[Rows from a layout dataset]
########################################

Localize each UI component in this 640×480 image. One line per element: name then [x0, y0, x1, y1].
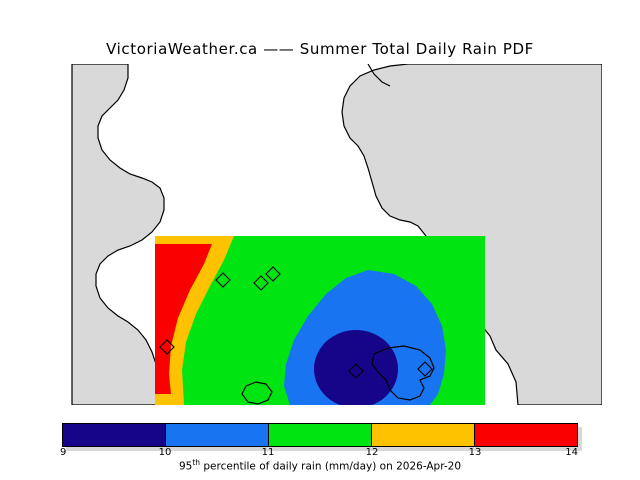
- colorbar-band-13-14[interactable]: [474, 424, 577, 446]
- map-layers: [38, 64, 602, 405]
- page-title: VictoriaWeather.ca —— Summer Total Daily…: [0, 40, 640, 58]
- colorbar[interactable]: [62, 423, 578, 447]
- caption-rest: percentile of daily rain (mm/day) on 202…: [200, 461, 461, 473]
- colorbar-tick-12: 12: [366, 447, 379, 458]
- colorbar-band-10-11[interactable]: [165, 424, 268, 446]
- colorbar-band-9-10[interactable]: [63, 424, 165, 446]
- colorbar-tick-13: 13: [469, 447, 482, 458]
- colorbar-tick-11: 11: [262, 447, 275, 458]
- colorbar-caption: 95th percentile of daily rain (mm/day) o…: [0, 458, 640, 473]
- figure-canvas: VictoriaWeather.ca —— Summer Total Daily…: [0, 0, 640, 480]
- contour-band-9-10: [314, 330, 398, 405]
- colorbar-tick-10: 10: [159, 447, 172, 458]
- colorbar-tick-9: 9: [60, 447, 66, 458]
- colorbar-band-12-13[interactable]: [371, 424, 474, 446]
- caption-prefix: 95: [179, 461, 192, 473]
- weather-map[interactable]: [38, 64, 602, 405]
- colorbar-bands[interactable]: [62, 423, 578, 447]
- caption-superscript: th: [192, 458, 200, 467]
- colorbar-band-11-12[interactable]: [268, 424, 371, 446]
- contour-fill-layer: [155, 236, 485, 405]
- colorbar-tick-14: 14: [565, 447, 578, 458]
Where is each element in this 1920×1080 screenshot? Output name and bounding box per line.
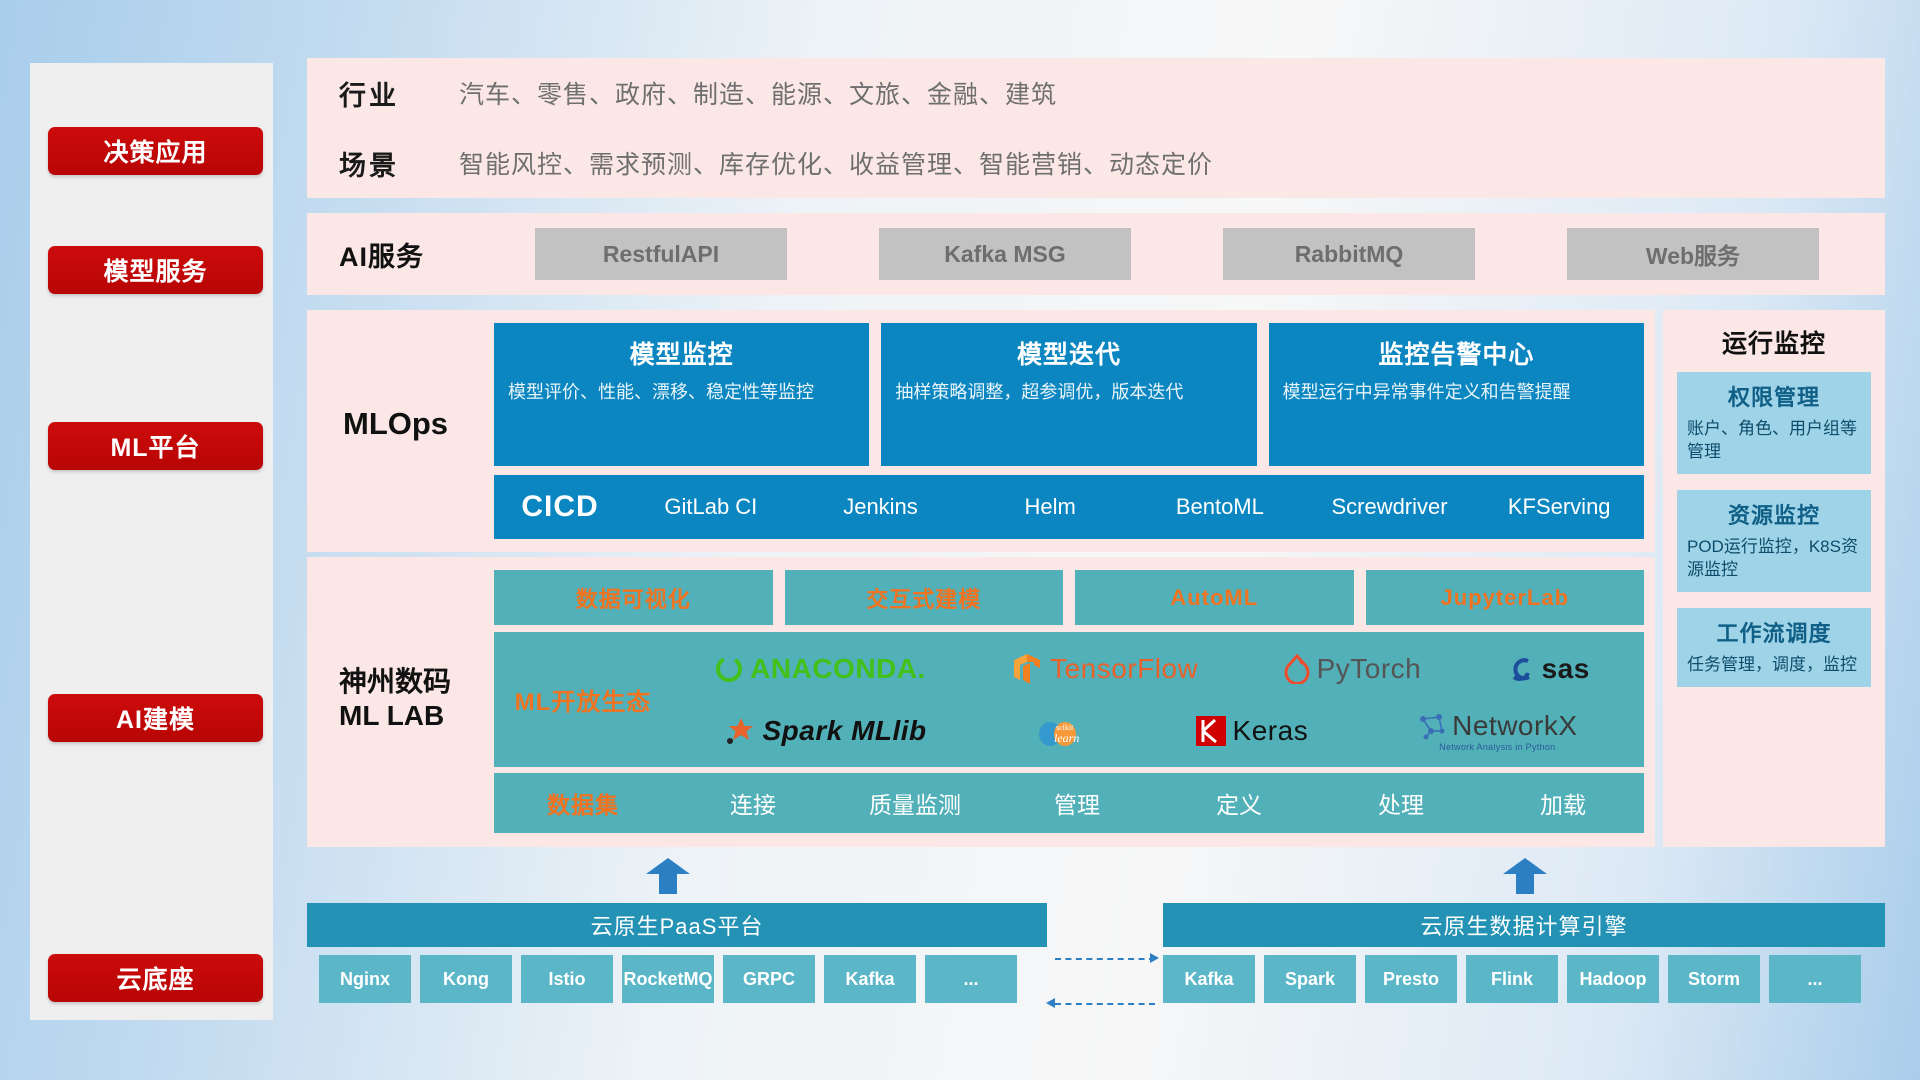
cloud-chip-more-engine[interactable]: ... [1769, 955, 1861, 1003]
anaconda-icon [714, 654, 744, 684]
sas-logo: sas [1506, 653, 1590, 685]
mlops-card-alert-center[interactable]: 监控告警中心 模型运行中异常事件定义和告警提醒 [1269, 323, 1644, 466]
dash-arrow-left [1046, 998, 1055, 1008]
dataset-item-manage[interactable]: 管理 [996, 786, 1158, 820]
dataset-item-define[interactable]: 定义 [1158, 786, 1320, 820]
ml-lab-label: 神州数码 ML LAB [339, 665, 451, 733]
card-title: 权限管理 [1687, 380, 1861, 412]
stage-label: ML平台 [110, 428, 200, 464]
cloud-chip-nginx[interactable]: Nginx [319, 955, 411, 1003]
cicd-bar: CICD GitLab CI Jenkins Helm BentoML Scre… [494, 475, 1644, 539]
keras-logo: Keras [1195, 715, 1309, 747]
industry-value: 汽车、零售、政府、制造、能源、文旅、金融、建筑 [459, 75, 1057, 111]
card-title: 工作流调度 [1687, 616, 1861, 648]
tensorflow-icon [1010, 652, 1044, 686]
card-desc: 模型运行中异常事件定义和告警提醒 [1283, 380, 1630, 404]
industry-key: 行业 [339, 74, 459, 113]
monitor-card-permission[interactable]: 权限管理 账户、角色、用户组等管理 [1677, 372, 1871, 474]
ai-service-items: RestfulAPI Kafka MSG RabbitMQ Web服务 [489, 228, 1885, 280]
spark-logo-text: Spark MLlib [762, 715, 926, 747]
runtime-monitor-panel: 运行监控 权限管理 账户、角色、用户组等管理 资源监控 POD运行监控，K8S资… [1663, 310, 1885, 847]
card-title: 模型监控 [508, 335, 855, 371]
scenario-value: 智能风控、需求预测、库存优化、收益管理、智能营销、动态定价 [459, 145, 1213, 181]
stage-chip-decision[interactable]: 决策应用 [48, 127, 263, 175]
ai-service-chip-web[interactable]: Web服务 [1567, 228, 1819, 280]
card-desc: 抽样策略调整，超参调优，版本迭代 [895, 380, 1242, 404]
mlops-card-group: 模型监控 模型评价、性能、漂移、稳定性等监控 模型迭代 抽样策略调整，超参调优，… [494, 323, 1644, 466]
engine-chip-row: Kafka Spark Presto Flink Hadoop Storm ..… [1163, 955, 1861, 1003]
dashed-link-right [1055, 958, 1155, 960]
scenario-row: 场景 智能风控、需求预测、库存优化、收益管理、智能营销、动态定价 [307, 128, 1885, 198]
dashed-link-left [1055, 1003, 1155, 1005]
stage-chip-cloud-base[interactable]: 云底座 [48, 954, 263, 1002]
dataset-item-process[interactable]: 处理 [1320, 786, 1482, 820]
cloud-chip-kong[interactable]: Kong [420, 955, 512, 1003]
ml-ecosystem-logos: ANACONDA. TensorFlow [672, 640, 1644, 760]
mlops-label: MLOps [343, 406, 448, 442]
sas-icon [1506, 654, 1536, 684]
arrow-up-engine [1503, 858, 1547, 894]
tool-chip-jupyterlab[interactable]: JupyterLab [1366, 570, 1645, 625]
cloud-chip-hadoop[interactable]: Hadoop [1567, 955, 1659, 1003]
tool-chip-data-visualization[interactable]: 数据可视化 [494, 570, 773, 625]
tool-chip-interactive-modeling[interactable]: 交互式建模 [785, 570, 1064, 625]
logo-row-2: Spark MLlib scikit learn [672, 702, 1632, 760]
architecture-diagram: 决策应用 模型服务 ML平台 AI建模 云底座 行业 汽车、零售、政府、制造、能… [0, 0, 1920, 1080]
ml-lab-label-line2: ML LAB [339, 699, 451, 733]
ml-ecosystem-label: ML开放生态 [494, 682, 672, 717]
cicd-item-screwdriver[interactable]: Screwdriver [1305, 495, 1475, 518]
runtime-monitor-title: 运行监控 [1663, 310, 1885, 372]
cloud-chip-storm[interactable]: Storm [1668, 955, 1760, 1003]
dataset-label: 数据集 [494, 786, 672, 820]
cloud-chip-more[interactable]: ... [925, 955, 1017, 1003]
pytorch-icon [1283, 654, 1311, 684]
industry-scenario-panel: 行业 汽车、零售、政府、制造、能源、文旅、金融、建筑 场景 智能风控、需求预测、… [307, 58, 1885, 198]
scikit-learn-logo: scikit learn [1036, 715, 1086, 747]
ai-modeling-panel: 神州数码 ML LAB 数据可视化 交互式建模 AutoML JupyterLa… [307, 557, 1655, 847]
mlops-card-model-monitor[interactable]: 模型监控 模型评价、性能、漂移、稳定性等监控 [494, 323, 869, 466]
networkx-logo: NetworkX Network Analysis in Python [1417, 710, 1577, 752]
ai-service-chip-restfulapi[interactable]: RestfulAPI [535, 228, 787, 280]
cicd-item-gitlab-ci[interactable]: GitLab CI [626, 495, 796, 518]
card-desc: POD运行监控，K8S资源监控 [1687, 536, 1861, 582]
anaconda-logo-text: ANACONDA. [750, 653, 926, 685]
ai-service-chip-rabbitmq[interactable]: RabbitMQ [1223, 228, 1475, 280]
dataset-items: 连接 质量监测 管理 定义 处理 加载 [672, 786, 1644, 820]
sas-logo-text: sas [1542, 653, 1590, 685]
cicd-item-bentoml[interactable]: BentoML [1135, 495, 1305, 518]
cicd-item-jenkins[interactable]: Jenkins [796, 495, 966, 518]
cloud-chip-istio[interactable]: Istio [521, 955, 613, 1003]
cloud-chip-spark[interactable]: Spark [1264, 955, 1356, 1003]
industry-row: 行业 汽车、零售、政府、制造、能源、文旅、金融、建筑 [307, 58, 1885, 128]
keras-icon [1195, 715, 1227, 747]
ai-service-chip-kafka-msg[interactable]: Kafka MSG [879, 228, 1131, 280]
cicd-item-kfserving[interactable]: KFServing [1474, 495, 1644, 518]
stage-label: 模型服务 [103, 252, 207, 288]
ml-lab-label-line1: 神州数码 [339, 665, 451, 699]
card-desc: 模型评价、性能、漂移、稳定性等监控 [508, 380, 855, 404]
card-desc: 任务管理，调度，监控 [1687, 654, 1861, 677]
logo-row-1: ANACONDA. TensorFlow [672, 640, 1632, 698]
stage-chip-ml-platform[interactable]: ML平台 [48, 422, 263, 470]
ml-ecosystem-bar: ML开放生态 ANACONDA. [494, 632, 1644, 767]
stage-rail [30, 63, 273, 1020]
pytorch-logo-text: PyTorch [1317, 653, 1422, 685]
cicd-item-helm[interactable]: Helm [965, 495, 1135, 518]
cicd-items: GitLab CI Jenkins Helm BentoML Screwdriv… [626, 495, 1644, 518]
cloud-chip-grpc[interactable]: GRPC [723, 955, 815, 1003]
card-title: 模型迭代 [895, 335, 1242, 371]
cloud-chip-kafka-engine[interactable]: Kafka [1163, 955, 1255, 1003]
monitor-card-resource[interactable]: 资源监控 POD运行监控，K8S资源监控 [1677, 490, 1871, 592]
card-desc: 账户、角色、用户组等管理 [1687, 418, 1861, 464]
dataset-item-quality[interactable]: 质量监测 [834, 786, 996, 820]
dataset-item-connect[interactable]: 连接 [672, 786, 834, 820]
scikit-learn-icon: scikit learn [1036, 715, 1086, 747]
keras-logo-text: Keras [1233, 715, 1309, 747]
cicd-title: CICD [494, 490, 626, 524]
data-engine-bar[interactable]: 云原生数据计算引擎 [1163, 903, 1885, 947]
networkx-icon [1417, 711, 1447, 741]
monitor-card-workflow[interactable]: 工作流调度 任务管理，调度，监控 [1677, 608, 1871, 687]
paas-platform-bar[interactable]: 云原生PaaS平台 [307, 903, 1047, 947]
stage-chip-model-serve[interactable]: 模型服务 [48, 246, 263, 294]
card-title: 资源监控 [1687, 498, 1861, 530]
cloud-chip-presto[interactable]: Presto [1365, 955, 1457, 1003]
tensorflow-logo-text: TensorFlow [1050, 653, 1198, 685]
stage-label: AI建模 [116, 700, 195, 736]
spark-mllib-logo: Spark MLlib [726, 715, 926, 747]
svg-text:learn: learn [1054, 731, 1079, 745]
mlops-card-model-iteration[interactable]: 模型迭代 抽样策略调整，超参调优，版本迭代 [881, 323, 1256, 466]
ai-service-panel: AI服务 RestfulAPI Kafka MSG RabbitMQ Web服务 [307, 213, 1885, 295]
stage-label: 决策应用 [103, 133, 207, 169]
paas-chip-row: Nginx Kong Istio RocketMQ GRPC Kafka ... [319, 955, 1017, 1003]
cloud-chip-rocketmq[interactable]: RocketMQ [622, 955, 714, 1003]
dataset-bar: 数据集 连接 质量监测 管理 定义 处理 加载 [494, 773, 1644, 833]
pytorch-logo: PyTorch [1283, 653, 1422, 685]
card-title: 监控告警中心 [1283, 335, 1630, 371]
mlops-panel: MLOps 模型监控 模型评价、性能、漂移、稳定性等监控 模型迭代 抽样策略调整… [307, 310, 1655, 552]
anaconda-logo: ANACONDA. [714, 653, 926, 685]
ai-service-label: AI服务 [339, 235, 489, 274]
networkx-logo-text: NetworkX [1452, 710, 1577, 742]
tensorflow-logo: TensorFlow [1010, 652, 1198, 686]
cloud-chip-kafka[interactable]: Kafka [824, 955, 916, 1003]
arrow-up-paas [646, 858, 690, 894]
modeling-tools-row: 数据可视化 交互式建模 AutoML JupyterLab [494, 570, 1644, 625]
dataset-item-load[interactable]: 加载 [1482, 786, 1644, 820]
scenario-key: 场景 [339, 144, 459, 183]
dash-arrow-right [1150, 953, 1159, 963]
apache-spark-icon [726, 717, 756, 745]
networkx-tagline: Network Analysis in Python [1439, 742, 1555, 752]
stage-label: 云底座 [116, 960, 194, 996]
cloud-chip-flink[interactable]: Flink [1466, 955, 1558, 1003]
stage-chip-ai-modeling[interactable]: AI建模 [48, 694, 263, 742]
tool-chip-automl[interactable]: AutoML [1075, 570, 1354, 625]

########################################

TASK ▸
Copy the lines of data verbatim, starting with the line containing "[1769, 955, 1861, 1003]" and continuing through the line containing "cicd-bar: CICD GitLab".

EXPECTED ANSWER ▸
cloud-chip-more-engine[interactable]: ... [1769, 955, 1861, 1003]
anaconda-icon [714, 654, 744, 684]
sas-logo: sas [1506, 653, 1590, 685]
mlops-card-alert-center[interactable]: 监控告警中心 模型运行中异常事件定义和告警提醒 [1269, 323, 1644, 466]
dash-arrow-left [1046, 998, 1055, 1008]
dataset-item-manage[interactable]: 管理 [996, 786, 1158, 820]
dataset-item-define[interactable]: 定义 [1158, 786, 1320, 820]
ml-lab-label: 神州数码 ML LAB [339, 665, 451, 733]
card-title: 权限管理 [1687, 380, 1861, 412]
stage-label: ML平台 [110, 428, 200, 464]
cloud-chip-nginx[interactable]: Nginx [319, 955, 411, 1003]
cicd-bar: CICD GitLab CI Jenkins Helm BentoML Scre… [494, 475, 1644, 539]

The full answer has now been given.